**Aim of the task**
Each line in the entries below that holds the string "Operating" is to be listed.

[Extracted records]
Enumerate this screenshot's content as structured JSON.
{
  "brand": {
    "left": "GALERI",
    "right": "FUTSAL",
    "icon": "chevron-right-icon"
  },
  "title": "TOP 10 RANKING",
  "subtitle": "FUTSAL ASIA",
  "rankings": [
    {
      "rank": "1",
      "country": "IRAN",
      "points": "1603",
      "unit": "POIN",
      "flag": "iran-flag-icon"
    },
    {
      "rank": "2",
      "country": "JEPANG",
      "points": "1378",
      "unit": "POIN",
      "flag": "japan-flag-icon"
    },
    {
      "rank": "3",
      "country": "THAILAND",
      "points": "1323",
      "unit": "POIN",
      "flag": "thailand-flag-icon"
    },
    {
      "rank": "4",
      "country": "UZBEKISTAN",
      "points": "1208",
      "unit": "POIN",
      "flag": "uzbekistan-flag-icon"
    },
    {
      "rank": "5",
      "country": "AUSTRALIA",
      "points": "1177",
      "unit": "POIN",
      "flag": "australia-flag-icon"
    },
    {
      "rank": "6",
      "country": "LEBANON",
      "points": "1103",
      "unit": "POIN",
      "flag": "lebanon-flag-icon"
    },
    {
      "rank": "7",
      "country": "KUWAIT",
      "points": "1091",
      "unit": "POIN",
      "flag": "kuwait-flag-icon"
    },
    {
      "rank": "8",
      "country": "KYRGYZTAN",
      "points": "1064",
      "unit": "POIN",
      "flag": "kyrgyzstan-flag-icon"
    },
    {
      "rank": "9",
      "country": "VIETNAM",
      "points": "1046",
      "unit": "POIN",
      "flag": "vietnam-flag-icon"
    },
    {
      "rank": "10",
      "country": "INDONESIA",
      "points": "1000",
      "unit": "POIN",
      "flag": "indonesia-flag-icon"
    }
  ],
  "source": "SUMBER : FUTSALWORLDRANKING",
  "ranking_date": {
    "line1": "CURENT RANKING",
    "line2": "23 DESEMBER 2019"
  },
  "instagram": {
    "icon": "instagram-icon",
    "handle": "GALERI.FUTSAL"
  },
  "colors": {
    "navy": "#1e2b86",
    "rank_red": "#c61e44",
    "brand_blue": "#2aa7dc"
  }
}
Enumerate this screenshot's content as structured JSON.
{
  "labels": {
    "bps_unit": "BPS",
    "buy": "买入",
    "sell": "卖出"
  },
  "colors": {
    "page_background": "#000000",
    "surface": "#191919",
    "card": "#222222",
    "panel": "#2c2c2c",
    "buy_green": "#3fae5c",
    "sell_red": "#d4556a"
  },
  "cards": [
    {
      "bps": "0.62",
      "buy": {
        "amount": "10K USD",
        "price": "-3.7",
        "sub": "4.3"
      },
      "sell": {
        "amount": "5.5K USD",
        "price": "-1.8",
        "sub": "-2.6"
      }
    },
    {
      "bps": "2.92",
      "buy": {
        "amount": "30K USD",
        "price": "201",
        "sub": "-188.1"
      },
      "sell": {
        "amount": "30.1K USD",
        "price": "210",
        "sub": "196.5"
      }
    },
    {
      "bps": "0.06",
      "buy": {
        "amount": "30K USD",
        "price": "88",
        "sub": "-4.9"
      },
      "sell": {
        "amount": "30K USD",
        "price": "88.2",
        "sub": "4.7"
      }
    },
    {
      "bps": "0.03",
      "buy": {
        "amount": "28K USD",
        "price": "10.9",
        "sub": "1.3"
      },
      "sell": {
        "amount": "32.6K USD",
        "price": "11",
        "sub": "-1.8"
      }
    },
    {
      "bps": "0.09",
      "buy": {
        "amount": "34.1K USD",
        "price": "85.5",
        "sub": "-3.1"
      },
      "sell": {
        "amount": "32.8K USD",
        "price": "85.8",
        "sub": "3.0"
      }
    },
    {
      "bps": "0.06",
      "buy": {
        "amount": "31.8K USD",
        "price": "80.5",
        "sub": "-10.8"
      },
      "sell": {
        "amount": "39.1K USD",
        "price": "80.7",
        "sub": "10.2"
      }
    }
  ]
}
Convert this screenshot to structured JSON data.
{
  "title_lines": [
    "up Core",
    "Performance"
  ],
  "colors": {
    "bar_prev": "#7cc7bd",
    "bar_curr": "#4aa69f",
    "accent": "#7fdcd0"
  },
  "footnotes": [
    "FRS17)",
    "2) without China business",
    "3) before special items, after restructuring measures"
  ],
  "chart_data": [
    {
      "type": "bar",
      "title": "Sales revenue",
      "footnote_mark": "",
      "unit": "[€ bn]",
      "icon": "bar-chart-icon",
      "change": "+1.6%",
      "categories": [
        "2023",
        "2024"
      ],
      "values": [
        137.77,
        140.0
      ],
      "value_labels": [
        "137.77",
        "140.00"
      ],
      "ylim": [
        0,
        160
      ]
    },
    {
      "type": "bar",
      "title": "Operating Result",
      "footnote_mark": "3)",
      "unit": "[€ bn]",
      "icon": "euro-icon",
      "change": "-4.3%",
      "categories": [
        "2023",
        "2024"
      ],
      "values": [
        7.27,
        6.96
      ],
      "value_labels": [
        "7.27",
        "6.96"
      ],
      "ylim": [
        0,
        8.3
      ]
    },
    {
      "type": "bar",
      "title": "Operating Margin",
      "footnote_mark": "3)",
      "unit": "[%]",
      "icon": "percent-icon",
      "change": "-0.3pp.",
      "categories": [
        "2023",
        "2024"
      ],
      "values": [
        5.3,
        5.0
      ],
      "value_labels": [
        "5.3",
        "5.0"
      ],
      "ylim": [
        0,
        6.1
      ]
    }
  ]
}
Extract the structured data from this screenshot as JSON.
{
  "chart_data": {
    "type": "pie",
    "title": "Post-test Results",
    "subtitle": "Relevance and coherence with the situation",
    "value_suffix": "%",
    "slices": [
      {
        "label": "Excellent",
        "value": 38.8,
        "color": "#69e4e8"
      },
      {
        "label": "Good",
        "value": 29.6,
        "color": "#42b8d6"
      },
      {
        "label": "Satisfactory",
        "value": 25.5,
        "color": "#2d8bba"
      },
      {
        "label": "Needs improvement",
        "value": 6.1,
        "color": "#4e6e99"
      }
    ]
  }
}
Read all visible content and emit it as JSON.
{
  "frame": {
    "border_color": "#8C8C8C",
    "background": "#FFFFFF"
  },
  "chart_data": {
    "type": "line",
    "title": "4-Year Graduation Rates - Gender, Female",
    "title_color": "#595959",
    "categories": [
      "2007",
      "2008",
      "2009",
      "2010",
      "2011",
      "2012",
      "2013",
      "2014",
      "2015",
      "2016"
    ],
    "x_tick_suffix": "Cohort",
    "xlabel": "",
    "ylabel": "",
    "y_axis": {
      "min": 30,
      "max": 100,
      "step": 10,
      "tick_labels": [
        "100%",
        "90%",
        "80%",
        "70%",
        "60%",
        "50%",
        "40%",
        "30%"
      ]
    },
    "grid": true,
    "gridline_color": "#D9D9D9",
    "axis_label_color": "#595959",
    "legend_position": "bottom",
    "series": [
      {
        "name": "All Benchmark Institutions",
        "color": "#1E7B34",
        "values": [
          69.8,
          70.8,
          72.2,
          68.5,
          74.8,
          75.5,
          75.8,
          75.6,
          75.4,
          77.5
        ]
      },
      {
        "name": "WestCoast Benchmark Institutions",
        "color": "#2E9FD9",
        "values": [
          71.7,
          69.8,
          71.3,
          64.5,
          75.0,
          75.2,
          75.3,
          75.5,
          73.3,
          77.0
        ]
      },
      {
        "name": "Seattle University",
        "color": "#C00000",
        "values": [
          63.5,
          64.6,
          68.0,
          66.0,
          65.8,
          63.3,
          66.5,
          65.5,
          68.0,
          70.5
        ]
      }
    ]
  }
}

**Response**
      "title": "Operating Result",
      "title": "Operating Margin",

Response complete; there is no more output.